→ Instructions for the task
Swap every "Voice Activity" in the material below for "Push To Talk" and rewrite all lines with nothing else changed. Leave the pictures out.

— start of Provided data —

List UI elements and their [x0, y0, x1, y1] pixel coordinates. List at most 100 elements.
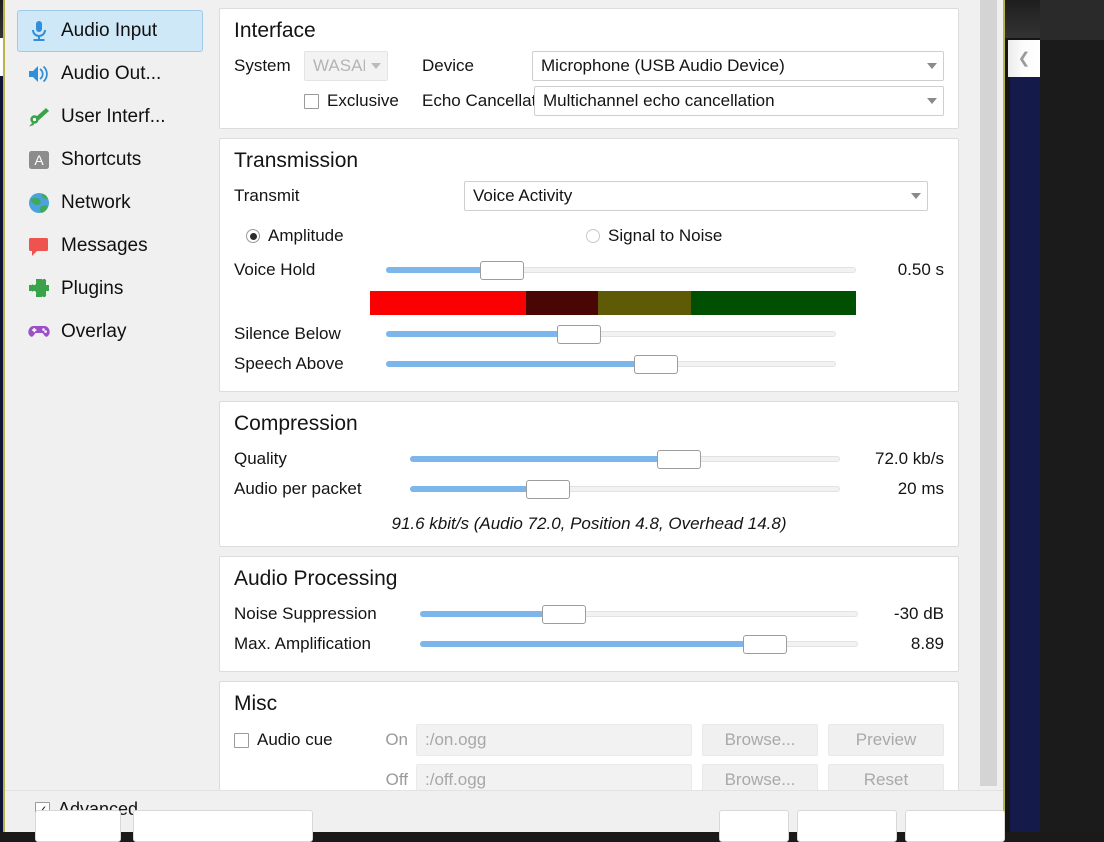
audio-cue-checkbox-row[interactable]: Audio cue	[234, 730, 374, 750]
slider-handle[interactable]	[542, 605, 586, 624]
dialog-bottom-bar: ✓ Advanced	[5, 790, 1003, 832]
slider-fill	[386, 361, 656, 367]
amplitude-radio[interactable]	[246, 229, 260, 243]
system-label: System	[234, 56, 298, 76]
chevron-down-icon	[371, 63, 381, 69]
chevron-down-icon	[927, 98, 937, 104]
speech-bubble-icon	[26, 233, 52, 259]
transmit-combo[interactable]: Voice Activity	[464, 181, 928, 211]
chevron-down-icon	[911, 193, 921, 199]
content-scrollbar[interactable]	[980, 0, 997, 790]
browse-on-label: Browse...	[725, 730, 796, 750]
sidebar-item-audio-output[interactable]: Audio Out...	[17, 53, 203, 95]
settings-content: Interface System WASAPI Device Microphon…	[219, 0, 959, 790]
sidebar-item-label: Network	[61, 192, 131, 214]
speaker-icon	[26, 61, 52, 87]
transmit-combo-value: Voice Activity	[473, 186, 905, 206]
noise-suppression-slider[interactable]	[420, 603, 858, 625]
amplitude-radio-row[interactable]: Amplitude	[246, 226, 586, 246]
collapse-panel-button[interactable]: ❮	[1008, 40, 1040, 77]
audio-cue-on-value: :/on.ogg	[425, 730, 486, 750]
speech-above-slider[interactable]	[386, 353, 836, 375]
audio-per-packet-value: 20 ms	[856, 479, 944, 499]
dialog-button-2[interactable]	[133, 810, 313, 842]
audio-per-packet-slider[interactable]	[410, 478, 840, 500]
transmission-panel: Transmission Transmit Voice Activity Amp…	[219, 138, 959, 392]
echo-cancellation-combo[interactable]: Multichannel echo cancellation	[534, 86, 944, 116]
preview-label: Preview	[856, 730, 916, 750]
amplitude-label: Amplitude	[268, 226, 344, 246]
echo-cancellation-value: Multichannel echo cancellation	[543, 91, 921, 111]
audio-cue-on-input[interactable]: :/on.ogg	[416, 724, 692, 756]
signal-to-noise-radio-row[interactable]: Signal to Noise	[586, 226, 722, 246]
desktop-navy-right	[1010, 40, 1040, 832]
dialog-button-3[interactable]	[719, 810, 789, 842]
speech-above-label: Speech Above	[234, 354, 370, 374]
noise-suppression-value: -30 dB	[874, 604, 944, 624]
slider-handle[interactable]	[526, 480, 570, 499]
slider-handle[interactable]	[743, 635, 787, 654]
system-combo-value: WASAPI	[313, 56, 365, 76]
misc-title: Misc	[234, 692, 944, 716]
max-amplification-value: 8.89	[874, 634, 944, 654]
max-amplification-label: Max. Amplification	[234, 634, 404, 654]
slider-handle[interactable]	[634, 355, 678, 374]
window-body: Audio Input Audio Out...	[5, 0, 1003, 790]
gamepad-icon	[26, 319, 52, 345]
browse-off-button[interactable]: Browse...	[702, 764, 818, 790]
sidebar-item-messages[interactable]: Messages	[17, 225, 203, 267]
sidebar-item-network[interactable]: Network	[17, 182, 203, 224]
chevron-left-icon: ❮	[1018, 51, 1031, 66]
bandwidth-summary: 91.6 kbit/s (Audio 72.0, Position 4.8, O…	[234, 514, 944, 534]
sidebar-item-shortcuts[interactable]: A Shortcuts	[17, 139, 203, 181]
voice-hold-value: 0.50 s	[872, 260, 944, 280]
dialog-button-5[interactable]	[905, 810, 1005, 842]
audio-cue-on-label: On	[374, 730, 408, 750]
svg-text:A: A	[34, 152, 44, 168]
slider-fill	[386, 331, 579, 337]
transmit-label: Transmit	[234, 186, 464, 206]
exclusive-checkbox[interactable]	[304, 94, 319, 109]
exclusive-checkbox-row[interactable]: Exclusive	[304, 91, 388, 111]
dialog-button-1[interactable]	[35, 810, 121, 842]
sidebar-item-plugins[interactable]: Plugins	[17, 268, 203, 310]
sidebar-item-label: Messages	[61, 235, 148, 257]
echo-cancellation-label: Echo Cancellation	[422, 91, 532, 111]
sidebar-item-audio-input[interactable]: Audio Input	[17, 10, 203, 52]
chevron-down-icon	[927, 63, 937, 69]
compression-title: Compression	[234, 412, 944, 436]
browse-on-button[interactable]: Browse...	[702, 724, 818, 756]
slider-handle[interactable]	[557, 325, 601, 344]
desktop-right-panel	[1040, 0, 1104, 832]
sidebar-item-label: Audio Out...	[61, 63, 161, 85]
max-amplification-slider[interactable]	[420, 633, 858, 655]
device-combo[interactable]: Microphone (USB Audio Device)	[532, 51, 944, 81]
quality-value: 72.0 kb/s	[856, 449, 944, 469]
voice-hold-slider[interactable]	[386, 259, 856, 281]
slider-handle[interactable]	[480, 261, 524, 280]
sidebar-item-overlay[interactable]: Overlay	[17, 311, 203, 353]
globe-icon	[26, 190, 52, 216]
compression-panel: Compression Quality 72.0 kb/s Audio per …	[219, 401, 959, 547]
slider-handle[interactable]	[657, 450, 701, 469]
audio-cue-checkbox[interactable]	[234, 733, 249, 748]
reset-button[interactable]: Reset	[828, 764, 944, 790]
audio-cue-off-input[interactable]: :/off.ogg	[416, 764, 692, 790]
system-combo[interactable]: WASAPI	[304, 51, 388, 81]
quality-slider[interactable]	[410, 448, 840, 470]
signal-to-noise-radio[interactable]	[586, 229, 600, 243]
keyboard-key-icon: A	[26, 147, 52, 173]
silence-below-slider[interactable]	[386, 323, 836, 345]
scrollbar-thumb[interactable]	[980, 0, 997, 786]
audio-cue-off-label: Off	[374, 770, 408, 790]
exclusive-label: Exclusive	[327, 91, 399, 111]
device-label: Device	[422, 56, 532, 76]
microphone-icon	[26, 18, 52, 44]
reset-label: Reset	[864, 770, 908, 790]
misc-panel: Misc Audio cue On :/on.ogg Browse...	[219, 681, 959, 790]
slider-fill	[410, 456, 679, 462]
sidebar-item-user-interface[interactable]: User Interf...	[17, 96, 203, 138]
dialog-button-4[interactable]	[797, 810, 897, 842]
preview-button[interactable]: Preview	[828, 724, 944, 756]
settings-window: Audio Input Audio Out...	[3, 0, 1005, 832]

— end of Provided data —

→ Response
List UI elements and their [x0, y0, x1, y1] pixel coordinates. List at most 100 elements.
audio-cue-checkbox-row[interactable]: Audio cue	[234, 730, 374, 750]
slider-handle[interactable]	[542, 605, 586, 624]
dialog-bottom-bar: ✓ Advanced	[5, 790, 1003, 832]
slider-fill	[386, 361, 656, 367]
amplitude-radio[interactable]	[246, 229, 260, 243]
system-label: System	[234, 56, 298, 76]
chevron-down-icon	[371, 63, 381, 69]
chevron-down-icon	[927, 98, 937, 104]
speech-bubble-icon	[26, 233, 52, 259]
transmit-combo[interactable]: Push To Talk	[464, 181, 928, 211]
chevron-down-icon	[911, 193, 921, 199]
content-scrollbar[interactable]	[980, 0, 997, 790]
browse-on-label: Browse...	[725, 730, 796, 750]
sidebar-item-audio-output[interactable]: Audio Out...	[17, 53, 203, 95]
settings-content: Interface System WASAPI Device Microphon…	[219, 0, 959, 790]
sidebar-item-label: Network	[61, 192, 131, 214]
speaker-icon	[26, 61, 52, 87]
transmit-combo-value: Push To Talk	[473, 186, 905, 206]
noise-suppression-slider[interactable]	[420, 603, 858, 625]
amplitude-radio-row[interactable]: Amplitude	[246, 226, 586, 246]
collapse-panel-button[interactable]: ❮	[1008, 40, 1040, 77]
audio-cue-on-value: :/on.ogg	[425, 730, 486, 750]
speech-above-slider[interactable]	[386, 353, 836, 375]
audio-per-packet-value: 20 ms	[856, 479, 944, 499]
dialog-button-2[interactable]	[133, 810, 313, 842]
audio-per-packet-slider[interactable]	[410, 478, 840, 500]
transmission-panel: Transmission Transmit Push To Talk Amp…	[219, 138, 959, 392]
echo-cancellation-combo[interactable]: Multichannel echo cancellation	[534, 86, 944, 116]
preview-label: Preview	[856, 730, 916, 750]
amplitude-label: Amplitude	[268, 226, 344, 246]
echo-cancellation-value: Multichannel echo cancellation	[543, 91, 921, 111]
audio-cue-on-input[interactable]: :/on.ogg	[416, 724, 692, 756]
signal-to-noise-radio-row[interactable]: Signal to Noise	[586, 226, 722, 246]
desktop-navy-right	[1010, 40, 1040, 832]
dialog-button-3[interactable]	[719, 810, 789, 842]
speech-above-label: Speech Above	[234, 354, 370, 374]
noise-suppression-value: -30 dB	[874, 604, 944, 624]
slider-handle[interactable]	[526, 480, 570, 499]
slider-handle[interactable]	[743, 635, 787, 654]
system-combo-value: WASAPI	[313, 56, 365, 76]
misc-title: Misc	[234, 692, 944, 716]
max-amplification-value: 8.89	[874, 634, 944, 654]
max-amplification-label: Max. Amplification	[234, 634, 404, 654]
slider-handle[interactable]	[634, 355, 678, 374]
window-body: Audio Input Audio Out...	[5, 0, 1003, 790]
gamepad-icon	[26, 319, 52, 345]
browse-off-button[interactable]: Browse...	[702, 764, 818, 790]
sidebar-item-messages[interactable]: Messages	[17, 225, 203, 267]
sidebar-item-network[interactable]: Network	[17, 182, 203, 224]
chevron-left-icon: ❮	[1018, 51, 1031, 66]
bandwidth-summary: 91.6 kbit/s (Audio 72.0, Position 4.8, O…	[234, 514, 944, 534]
sidebar-item-shortcuts[interactable]: A Shortcuts	[17, 139, 203, 181]
voice-hold-value: 0.50 s	[872, 260, 944, 280]
dialog-button-5[interactable]	[905, 810, 1005, 842]
audio-cue-on-label: On	[374, 730, 408, 750]
svg-text:A: A	[34, 152, 44, 168]
slider-fill	[386, 331, 579, 337]
transmit-label: Transmit	[234, 186, 464, 206]
exclusive-checkbox[interactable]	[304, 94, 319, 109]
exclusive-checkbox-row[interactable]: Exclusive	[304, 91, 388, 111]
dialog-button-1[interactable]	[35, 810, 121, 842]
sidebar-item-plugins[interactable]: Plugins	[17, 268, 203, 310]
sidebar-item-label: Messages	[61, 235, 148, 257]
echo-cancellation-label: Echo Cancellation	[422, 91, 532, 111]
sidebar-item-audio-input[interactable]: Audio Input	[17, 10, 203, 52]
chevron-down-icon	[927, 63, 937, 69]
compression-title: Compression	[234, 412, 944, 436]
browse-on-button[interactable]: Browse...	[702, 724, 818, 756]
slider-handle[interactable]	[557, 325, 601, 344]
desktop-right-panel	[1040, 0, 1104, 832]
sidebar-item-label: Audio Out...	[61, 63, 161, 85]
max-amplification-slider[interactable]	[420, 633, 858, 655]
device-combo[interactable]: Microphone (USB Audio Device)	[532, 51, 944, 81]
quality-value: 72.0 kb/s	[856, 449, 944, 469]
voice-hold-slider[interactable]	[386, 259, 856, 281]
slider-handle[interactable]	[480, 261, 524, 280]
sidebar-item-overlay[interactable]: Overlay	[17, 311, 203, 353]
globe-icon	[26, 190, 52, 216]
compression-panel: Compression Quality 72.0 kb/s Audio per …	[219, 401, 959, 547]
slider-handle[interactable]	[657, 450, 701, 469]
audio-cue-checkbox[interactable]	[234, 733, 249, 748]
reset-button[interactable]: Reset	[828, 764, 944, 790]
audio-cue-off-input[interactable]: :/off.ogg	[416, 764, 692, 790]
system-combo[interactable]: WASAPI	[304, 51, 388, 81]
quality-slider[interactable]	[410, 448, 840, 470]
signal-to-noise-radio[interactable]	[586, 229, 600, 243]
keyboard-key-icon: A	[26, 147, 52, 173]
silence-below-slider[interactable]	[386, 323, 836, 345]
scrollbar-thumb[interactable]	[980, 0, 997, 786]
audio-cue-off-label: Off	[374, 770, 408, 790]
exclusive-label: Exclusive	[327, 91, 399, 111]
device-label: Device	[422, 56, 532, 76]
microphone-icon	[26, 18, 52, 44]
reset-label: Reset	[864, 770, 908, 790]
misc-panel: Misc Audio cue On :/on.ogg Browse...	[219, 681, 959, 790]
slider-fill	[410, 456, 679, 462]
sidebar-item-user-interface[interactable]: User Interf...	[17, 96, 203, 138]
dialog-button-4[interactable]	[797, 810, 897, 842]
preview-button[interactable]: Preview	[828, 724, 944, 756]
settings-window: Audio Input Audio Out...	[3, 0, 1005, 832]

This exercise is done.